# Set exercise
A line counts if it contains the string "label"; say how many such lines there are, giving only the number.

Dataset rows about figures
***

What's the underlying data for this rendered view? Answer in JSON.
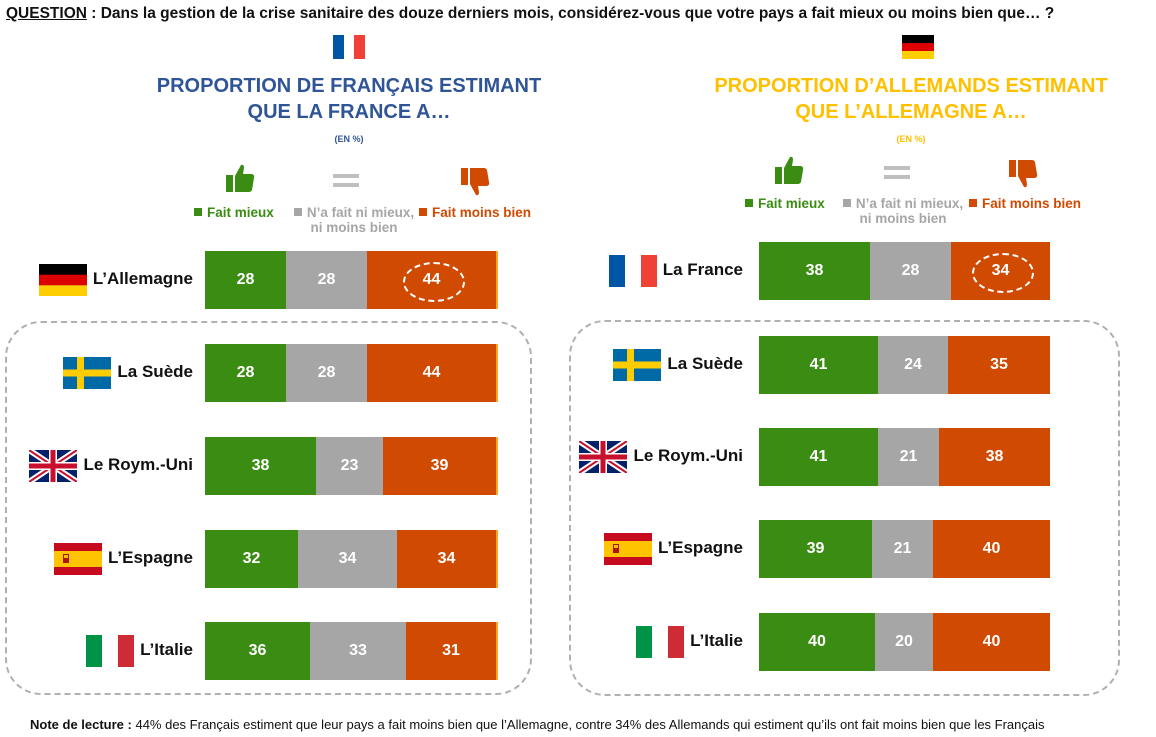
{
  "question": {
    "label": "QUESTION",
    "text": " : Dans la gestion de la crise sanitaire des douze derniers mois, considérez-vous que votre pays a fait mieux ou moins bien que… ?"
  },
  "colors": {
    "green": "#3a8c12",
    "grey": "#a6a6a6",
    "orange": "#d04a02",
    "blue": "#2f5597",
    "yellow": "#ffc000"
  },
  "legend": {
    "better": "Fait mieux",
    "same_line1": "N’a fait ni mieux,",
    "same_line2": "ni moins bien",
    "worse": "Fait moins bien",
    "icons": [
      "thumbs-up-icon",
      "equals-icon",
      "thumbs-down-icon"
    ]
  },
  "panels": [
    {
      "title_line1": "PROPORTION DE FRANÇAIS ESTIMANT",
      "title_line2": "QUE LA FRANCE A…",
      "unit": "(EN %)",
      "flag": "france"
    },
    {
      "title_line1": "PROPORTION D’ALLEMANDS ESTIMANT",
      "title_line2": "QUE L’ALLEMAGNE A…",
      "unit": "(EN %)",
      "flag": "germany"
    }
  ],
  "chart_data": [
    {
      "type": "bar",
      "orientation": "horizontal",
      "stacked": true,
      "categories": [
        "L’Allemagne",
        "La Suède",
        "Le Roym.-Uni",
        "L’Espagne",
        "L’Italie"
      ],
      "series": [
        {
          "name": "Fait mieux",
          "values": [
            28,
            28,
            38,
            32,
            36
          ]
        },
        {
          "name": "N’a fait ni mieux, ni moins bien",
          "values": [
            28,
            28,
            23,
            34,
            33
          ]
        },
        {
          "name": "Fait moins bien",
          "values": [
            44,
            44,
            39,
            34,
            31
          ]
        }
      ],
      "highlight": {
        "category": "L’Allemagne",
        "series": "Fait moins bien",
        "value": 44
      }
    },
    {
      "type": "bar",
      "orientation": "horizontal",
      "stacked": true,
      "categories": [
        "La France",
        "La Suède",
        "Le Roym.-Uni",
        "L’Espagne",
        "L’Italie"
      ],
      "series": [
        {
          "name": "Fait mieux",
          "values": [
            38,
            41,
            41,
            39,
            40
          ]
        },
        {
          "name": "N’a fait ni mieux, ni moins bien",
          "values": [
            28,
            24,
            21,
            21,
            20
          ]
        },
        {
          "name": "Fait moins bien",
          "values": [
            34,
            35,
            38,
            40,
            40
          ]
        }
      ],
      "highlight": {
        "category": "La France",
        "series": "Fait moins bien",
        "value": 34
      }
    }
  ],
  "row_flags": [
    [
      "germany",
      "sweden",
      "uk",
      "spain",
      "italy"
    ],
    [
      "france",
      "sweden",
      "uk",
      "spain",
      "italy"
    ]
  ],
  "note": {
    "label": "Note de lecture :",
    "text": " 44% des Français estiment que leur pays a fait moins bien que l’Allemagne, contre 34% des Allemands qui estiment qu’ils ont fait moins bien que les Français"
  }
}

***

# Completed exercise
2